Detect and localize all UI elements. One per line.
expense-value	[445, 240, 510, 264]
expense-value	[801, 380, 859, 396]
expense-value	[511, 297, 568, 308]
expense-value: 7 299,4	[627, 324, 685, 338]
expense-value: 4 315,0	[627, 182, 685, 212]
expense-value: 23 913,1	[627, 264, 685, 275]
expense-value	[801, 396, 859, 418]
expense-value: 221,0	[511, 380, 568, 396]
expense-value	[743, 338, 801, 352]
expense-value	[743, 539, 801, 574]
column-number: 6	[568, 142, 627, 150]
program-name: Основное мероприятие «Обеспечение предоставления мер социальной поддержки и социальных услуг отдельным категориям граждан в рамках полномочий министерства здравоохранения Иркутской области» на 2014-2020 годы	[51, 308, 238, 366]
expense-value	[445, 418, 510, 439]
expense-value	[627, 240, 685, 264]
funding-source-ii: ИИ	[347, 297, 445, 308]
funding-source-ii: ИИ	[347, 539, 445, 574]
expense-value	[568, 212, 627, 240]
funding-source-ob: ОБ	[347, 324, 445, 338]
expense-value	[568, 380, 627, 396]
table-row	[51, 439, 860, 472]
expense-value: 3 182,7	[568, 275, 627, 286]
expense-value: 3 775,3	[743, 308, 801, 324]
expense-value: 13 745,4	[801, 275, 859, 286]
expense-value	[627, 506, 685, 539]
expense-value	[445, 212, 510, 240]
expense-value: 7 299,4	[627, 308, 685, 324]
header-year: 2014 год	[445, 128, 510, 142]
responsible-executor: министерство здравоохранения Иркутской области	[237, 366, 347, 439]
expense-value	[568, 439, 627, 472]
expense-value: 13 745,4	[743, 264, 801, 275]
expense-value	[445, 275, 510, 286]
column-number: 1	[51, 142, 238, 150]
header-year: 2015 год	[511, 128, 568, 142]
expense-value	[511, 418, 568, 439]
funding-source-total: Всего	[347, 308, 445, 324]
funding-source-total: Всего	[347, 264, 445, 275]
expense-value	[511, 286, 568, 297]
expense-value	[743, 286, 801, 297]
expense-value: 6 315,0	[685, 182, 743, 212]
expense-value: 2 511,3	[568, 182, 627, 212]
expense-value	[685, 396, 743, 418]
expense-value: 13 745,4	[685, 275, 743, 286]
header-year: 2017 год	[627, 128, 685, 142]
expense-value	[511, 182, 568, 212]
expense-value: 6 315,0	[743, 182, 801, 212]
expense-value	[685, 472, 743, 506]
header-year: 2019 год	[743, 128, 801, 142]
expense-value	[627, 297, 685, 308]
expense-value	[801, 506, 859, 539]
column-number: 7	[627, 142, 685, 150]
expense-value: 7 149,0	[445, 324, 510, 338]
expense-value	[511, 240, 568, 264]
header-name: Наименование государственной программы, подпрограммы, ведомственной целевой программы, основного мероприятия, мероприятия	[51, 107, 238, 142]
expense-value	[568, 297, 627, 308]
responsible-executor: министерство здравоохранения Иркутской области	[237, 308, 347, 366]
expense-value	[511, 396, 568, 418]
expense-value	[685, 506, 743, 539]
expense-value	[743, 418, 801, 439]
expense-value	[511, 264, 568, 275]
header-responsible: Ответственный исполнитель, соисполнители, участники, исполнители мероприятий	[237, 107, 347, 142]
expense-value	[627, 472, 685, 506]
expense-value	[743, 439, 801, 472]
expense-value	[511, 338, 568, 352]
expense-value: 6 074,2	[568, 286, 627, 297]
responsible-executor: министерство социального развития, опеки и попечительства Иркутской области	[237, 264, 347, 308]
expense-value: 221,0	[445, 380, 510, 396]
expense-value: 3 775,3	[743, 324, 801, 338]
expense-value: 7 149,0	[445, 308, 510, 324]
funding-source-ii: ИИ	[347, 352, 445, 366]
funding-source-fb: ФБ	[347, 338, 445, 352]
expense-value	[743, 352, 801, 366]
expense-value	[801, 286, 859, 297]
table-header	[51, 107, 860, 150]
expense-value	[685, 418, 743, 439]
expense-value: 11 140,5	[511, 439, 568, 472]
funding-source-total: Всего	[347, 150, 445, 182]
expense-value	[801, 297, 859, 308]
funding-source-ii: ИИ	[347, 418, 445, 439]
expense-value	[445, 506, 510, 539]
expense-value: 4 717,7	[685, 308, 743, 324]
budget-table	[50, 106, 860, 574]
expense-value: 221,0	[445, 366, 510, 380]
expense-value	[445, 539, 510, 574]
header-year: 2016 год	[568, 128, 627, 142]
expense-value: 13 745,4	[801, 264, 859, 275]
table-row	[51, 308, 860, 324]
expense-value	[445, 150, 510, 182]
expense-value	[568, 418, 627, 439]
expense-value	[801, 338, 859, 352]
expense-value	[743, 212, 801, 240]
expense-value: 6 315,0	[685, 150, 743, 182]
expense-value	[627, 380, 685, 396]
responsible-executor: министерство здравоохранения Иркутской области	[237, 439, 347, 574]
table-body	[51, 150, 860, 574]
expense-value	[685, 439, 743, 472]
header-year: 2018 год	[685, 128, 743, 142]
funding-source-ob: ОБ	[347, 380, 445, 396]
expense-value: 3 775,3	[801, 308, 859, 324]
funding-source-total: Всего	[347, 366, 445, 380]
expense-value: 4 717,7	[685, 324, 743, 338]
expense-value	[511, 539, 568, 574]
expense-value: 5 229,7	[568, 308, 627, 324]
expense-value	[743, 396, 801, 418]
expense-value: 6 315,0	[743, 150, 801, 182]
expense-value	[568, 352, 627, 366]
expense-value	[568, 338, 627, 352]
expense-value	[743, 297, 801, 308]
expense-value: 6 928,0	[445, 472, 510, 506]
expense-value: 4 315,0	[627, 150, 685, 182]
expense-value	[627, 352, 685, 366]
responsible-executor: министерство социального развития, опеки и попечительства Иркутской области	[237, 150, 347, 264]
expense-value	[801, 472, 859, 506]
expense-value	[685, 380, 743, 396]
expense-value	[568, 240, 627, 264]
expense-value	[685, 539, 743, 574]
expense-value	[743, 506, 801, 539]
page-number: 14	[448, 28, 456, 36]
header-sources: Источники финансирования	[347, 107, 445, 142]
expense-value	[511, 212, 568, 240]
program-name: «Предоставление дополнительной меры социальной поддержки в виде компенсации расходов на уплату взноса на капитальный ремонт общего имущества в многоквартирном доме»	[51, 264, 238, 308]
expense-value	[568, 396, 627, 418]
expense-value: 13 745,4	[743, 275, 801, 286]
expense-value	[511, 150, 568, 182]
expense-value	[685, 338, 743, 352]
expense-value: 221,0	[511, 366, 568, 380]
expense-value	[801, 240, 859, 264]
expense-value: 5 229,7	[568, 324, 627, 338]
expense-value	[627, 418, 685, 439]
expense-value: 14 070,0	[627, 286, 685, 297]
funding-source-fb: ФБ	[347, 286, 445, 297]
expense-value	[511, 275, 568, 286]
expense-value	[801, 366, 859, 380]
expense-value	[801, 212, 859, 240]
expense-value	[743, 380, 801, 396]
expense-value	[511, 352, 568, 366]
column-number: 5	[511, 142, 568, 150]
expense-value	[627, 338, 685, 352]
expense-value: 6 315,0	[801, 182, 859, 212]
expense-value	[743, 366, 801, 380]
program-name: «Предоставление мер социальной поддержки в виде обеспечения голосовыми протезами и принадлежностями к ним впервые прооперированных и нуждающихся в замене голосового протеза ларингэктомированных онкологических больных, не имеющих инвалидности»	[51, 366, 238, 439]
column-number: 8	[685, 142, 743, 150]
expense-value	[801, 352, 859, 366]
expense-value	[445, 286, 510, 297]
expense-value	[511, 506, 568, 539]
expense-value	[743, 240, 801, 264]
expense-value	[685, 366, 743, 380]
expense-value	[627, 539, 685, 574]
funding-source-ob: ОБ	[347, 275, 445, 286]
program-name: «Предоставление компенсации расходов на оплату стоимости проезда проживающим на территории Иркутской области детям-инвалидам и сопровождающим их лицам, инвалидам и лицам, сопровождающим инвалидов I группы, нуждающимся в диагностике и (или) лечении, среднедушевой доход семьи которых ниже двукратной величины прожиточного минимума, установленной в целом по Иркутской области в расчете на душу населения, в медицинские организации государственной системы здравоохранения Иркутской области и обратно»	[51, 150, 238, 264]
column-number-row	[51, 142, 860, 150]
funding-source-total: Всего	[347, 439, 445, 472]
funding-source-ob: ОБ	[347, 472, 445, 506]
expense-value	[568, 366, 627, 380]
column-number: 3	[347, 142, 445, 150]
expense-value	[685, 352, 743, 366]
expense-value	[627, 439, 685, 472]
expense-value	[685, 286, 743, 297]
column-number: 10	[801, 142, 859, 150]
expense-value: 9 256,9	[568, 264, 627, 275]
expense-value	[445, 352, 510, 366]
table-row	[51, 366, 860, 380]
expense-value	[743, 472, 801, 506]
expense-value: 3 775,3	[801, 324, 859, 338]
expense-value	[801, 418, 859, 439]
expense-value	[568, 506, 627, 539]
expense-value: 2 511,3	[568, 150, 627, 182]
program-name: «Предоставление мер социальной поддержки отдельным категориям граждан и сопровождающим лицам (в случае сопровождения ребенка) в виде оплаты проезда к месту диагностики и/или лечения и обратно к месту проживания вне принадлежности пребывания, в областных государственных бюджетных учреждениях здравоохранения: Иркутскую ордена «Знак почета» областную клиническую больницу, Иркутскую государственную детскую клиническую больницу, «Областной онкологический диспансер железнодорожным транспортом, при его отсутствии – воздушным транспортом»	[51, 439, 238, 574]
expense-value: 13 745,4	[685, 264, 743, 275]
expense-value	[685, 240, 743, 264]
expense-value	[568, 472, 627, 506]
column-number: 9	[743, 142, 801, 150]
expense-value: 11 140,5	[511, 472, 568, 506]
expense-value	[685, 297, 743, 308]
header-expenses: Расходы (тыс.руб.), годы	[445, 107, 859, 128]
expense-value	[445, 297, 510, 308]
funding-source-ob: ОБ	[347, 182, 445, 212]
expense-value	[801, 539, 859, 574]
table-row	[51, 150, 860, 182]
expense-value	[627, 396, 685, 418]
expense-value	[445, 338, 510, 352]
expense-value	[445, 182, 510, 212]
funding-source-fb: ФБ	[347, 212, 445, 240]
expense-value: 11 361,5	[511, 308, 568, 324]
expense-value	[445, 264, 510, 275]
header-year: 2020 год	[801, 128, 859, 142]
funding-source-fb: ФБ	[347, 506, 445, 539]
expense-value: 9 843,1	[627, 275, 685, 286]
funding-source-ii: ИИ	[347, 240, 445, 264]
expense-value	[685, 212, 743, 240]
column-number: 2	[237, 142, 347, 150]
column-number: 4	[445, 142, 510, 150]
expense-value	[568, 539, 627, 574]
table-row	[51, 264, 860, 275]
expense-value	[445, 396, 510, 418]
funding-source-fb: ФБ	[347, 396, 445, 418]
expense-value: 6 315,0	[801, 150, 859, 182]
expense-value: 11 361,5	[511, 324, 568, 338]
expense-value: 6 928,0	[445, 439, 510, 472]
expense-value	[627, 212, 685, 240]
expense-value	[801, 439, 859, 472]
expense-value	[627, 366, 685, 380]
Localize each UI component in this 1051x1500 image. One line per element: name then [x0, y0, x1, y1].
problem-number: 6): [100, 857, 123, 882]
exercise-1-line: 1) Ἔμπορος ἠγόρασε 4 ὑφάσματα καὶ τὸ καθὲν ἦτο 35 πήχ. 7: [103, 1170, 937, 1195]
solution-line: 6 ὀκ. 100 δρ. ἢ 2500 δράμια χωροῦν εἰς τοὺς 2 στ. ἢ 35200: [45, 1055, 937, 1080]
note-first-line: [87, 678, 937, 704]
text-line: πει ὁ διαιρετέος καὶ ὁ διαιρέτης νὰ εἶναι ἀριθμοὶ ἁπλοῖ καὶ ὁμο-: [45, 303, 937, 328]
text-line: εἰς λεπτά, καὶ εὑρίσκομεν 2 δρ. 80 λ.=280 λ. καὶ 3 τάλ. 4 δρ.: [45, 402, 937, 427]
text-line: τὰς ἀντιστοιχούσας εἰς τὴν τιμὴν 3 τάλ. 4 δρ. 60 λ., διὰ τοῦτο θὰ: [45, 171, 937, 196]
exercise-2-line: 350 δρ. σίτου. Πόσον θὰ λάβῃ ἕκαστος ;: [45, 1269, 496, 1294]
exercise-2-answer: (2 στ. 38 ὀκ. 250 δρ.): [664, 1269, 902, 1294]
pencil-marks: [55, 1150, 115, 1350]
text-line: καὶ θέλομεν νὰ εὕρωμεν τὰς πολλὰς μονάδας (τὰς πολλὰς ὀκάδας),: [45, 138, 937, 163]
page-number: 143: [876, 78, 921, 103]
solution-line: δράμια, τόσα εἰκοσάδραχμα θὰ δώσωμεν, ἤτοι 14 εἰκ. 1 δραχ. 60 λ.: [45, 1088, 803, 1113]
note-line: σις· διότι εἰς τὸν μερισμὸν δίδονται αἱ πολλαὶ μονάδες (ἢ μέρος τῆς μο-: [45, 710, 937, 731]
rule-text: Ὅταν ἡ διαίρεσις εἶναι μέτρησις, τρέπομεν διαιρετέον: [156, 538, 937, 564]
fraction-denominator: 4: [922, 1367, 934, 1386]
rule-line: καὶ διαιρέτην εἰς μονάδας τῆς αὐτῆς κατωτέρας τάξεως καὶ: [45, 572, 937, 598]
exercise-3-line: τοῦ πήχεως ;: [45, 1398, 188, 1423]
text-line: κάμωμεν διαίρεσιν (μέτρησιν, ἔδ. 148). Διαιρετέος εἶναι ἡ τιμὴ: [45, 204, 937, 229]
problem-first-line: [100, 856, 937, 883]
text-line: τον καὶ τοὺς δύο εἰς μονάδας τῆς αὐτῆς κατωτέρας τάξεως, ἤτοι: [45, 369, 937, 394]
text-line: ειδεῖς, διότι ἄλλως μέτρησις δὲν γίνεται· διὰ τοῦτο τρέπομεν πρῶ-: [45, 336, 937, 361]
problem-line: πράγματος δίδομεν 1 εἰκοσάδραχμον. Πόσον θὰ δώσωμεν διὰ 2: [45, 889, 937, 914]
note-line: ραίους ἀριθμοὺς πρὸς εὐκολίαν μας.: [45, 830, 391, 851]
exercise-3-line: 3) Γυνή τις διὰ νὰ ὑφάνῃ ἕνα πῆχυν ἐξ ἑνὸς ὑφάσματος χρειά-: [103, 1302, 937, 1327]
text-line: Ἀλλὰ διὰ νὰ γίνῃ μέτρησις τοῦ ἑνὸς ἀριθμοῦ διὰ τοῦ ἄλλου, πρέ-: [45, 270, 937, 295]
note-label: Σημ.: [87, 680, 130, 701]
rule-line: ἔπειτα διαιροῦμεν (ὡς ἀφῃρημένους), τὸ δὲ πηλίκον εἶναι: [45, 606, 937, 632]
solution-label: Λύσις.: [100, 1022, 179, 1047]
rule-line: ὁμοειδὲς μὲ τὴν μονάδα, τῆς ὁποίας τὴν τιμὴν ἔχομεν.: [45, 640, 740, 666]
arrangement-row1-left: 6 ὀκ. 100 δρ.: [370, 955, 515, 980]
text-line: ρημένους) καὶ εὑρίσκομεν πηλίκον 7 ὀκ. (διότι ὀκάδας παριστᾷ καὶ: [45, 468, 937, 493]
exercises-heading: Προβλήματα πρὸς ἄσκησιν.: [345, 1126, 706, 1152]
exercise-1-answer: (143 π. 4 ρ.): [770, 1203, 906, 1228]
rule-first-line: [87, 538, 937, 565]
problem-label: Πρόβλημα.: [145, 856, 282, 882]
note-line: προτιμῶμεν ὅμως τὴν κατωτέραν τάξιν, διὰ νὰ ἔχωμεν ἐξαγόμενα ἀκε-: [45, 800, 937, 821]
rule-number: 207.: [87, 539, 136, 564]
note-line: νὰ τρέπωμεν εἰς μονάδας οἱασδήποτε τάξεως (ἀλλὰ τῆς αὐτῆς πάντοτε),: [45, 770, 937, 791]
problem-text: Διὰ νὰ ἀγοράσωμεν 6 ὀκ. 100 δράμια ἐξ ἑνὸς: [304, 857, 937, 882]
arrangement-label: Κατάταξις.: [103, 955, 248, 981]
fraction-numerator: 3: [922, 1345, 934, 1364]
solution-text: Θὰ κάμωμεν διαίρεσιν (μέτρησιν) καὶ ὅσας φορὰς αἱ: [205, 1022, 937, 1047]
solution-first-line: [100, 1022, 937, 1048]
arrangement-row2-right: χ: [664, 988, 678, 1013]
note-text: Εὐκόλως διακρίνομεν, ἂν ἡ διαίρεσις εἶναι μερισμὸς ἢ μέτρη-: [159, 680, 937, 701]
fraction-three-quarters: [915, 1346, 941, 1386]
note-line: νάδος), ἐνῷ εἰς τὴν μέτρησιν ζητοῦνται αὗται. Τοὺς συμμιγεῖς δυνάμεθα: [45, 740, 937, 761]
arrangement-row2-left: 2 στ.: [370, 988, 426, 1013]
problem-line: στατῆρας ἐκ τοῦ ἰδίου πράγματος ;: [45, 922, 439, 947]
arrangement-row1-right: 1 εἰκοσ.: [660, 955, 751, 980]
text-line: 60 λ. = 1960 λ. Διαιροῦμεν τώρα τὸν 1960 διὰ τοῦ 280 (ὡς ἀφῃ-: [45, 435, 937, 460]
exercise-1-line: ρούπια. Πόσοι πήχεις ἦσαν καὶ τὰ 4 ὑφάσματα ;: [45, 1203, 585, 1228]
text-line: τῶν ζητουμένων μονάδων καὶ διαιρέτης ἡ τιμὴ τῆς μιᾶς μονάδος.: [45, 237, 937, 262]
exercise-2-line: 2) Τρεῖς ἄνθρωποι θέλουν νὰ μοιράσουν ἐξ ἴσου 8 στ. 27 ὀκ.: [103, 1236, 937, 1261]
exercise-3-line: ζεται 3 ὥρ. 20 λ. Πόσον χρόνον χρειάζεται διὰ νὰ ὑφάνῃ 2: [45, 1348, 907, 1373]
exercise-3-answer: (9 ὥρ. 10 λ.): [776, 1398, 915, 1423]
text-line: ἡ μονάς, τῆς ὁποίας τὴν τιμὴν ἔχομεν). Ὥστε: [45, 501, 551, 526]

=== AIM ===
Reproduce the material verbatim, from its first line through the line containing "182, 743, 212]", with both of those lines included.

=== EXERCISE RESPONSE ===
Detect and localize all UI elements. One per line.
expense-value	[445, 240, 510, 264]
expense-value	[801, 380, 859, 396]
expense-value	[511, 297, 568, 308]
expense-value: 7 299,4	[627, 324, 685, 338]
expense-value: 4 315,0	[627, 182, 685, 212]
expense-value: 23 913,1	[627, 264, 685, 275]
expense-value	[801, 396, 859, 418]
expense-value: 221,0	[511, 380, 568, 396]
expense-value	[743, 338, 801, 352]
expense-value	[743, 539, 801, 574]
column-number: 6	[568, 142, 627, 150]
program-name: Основное мероприятие «Обеспечение предоставления мер социальной поддержки и социальных услуг отдельным категориям граждан в рамках полномочий министерства здравоохранения Иркутской области» на 2014-2020 годы	[51, 308, 238, 366]
expense-value	[445, 418, 510, 439]
expense-value	[627, 240, 685, 264]
funding-source-ii: ИИ	[347, 297, 445, 308]
funding-source-ii: ИИ	[347, 539, 445, 574]
expense-value	[568, 212, 627, 240]
funding-source-ob: ОБ	[347, 324, 445, 338]
expense-value	[568, 380, 627, 396]
table-row	[51, 439, 860, 472]
expense-value: 3 182,7	[568, 275, 627, 286]
expense-value: 3 775,3	[743, 308, 801, 324]
expense-value: 13 745,4	[801, 275, 859, 286]
expense-value	[627, 506, 685, 539]
expense-value	[445, 212, 510, 240]
expense-value: 7 299,4	[627, 308, 685, 324]
header-year: 2014 год	[445, 128, 510, 142]
responsible-executor: министерство здравоохранения Иркутской области	[237, 366, 347, 439]
expense-value	[568, 439, 627, 472]
expense-value: 13 745,4	[743, 264, 801, 275]
expense-value	[445, 275, 510, 286]
column-number: 1	[51, 142, 238, 150]
header-year: 2015 год	[511, 128, 568, 142]
expense-value	[511, 418, 568, 439]
funding-source-total: Всего	[347, 308, 445, 324]
funding-source-total: Всего	[347, 264, 445, 275]
expense-value	[511, 286, 568, 297]
expense-value	[743, 286, 801, 297]
expense-value: 6 315,0	[685, 182, 743, 212]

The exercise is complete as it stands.